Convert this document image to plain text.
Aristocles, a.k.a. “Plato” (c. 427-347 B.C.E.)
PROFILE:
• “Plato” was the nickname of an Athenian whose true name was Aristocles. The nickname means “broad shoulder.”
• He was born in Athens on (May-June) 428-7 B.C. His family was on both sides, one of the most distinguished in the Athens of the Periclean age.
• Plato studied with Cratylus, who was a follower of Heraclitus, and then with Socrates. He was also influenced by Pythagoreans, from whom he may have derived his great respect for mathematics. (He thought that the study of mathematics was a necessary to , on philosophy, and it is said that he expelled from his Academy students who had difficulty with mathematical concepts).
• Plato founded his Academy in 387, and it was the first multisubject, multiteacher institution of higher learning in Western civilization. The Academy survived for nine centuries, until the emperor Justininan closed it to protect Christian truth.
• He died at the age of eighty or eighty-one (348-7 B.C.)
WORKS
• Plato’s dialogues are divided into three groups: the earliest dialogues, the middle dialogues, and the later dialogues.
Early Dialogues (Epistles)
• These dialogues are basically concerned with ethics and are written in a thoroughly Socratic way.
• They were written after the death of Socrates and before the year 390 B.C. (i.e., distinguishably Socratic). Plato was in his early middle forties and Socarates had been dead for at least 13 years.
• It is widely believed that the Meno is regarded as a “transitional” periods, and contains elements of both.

The exercise
Go through the material above line by line and copy it exactly.

Finished exercise
Convert this document image to plain text.
Aristocles, a.k.a. “Plato” (c. 427-347 B.C.E.)
PROFILE:
• “Plato” was the nickname of an Athenian whose true name was Aristocles. The nickname means “broad shoulder.”
• He was born in Athens on (May-June) 428-7 B.C. His family was on both sides, one of the most distinguished in the Athens of the Periclean age.
• Plato studied with Cratylus, who was a follower of Heraclitus, and then with Socrates. He was also influenced by Pythagoreans, from whom he may have derived his great respect for mathematics. (He thought that the study of mathematics was a necessary to , on philosophy, and it is said that he expelled from his Academy students who had difficulty with mathematical concepts).
• Plato founded his Academy in 387, and it was the first multisubject, multiteacher institution of higher learning in Western civilization. The Academy survived for nine centuries, until the emperor Justininan closed it to protect Christian truth.
• He died at the age of eighty or eighty-one (348-7 B.C.)
WORKS
• Plato’s dialogues are divided into three groups: the earliest dialogues, the middle dialogues, and the later dialogues.
Early Dialogues (Epistles)
• These dialogues are basically concerned with ethics and are written in a thoroughly Socratic way.
• They were written after the death of Socrates and before the year 390 B.C. (i.e., distinguishably Socratic). Plato was in his early middle forties and Socarates had been dead for at least 13 years.
• It is widely believed that the Meno is regarded as a “transitional” periods, and contains elements of both.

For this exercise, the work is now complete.